* Record excerpts *

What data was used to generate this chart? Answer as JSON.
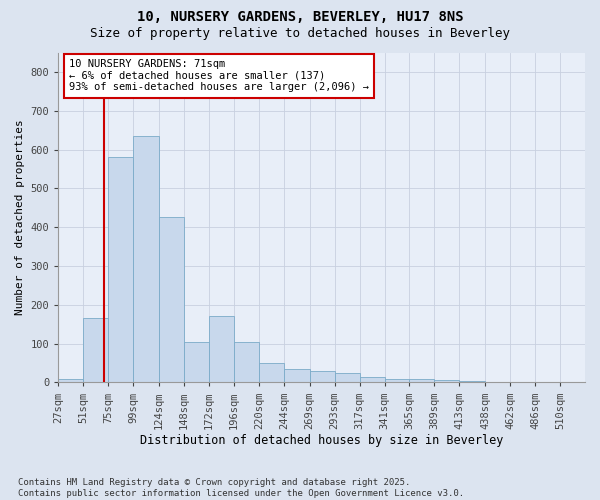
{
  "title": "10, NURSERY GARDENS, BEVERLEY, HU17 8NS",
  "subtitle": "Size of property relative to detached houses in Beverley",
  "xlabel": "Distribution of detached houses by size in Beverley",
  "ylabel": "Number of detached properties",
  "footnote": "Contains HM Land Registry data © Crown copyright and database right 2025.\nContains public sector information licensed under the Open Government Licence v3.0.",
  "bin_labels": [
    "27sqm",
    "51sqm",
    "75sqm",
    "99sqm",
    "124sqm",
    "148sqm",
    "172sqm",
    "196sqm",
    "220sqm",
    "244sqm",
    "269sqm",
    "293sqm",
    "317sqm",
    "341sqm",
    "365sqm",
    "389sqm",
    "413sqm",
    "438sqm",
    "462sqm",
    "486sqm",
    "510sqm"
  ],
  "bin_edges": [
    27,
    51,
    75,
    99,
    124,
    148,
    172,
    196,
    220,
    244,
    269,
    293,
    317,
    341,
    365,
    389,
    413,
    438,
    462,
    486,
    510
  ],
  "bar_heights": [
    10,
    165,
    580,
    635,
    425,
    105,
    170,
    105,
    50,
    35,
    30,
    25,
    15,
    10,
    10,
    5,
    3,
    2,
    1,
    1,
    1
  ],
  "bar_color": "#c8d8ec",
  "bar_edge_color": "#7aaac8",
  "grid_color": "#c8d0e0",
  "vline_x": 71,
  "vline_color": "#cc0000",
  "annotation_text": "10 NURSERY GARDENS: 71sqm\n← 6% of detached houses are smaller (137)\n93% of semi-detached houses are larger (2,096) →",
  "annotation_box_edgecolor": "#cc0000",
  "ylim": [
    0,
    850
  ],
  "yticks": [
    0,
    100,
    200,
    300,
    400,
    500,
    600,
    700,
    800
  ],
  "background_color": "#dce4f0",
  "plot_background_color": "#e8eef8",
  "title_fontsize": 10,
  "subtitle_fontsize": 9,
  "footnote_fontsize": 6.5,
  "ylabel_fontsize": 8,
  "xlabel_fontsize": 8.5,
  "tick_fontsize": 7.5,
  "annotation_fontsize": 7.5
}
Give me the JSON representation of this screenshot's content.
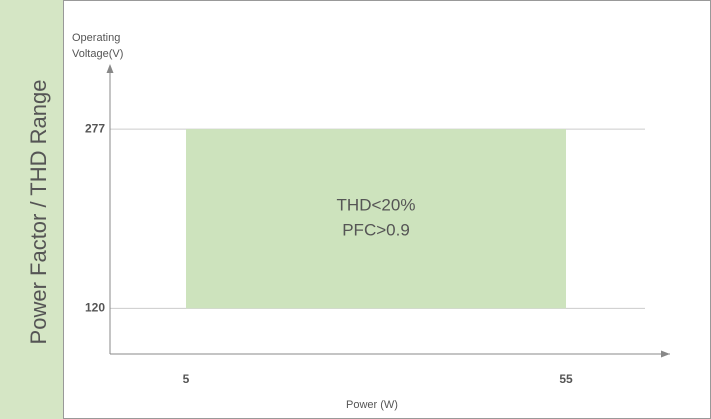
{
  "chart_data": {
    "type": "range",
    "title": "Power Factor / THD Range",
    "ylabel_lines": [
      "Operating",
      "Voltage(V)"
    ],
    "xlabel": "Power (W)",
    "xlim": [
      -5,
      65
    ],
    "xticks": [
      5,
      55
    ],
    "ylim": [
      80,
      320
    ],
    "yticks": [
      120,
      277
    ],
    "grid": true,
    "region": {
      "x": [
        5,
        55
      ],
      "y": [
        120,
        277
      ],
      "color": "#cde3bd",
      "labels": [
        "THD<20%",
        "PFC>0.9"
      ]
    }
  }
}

* Stated problem *
Looking at the records above, tally the lines holding "this" and reply with that number only.

* Task answer *
2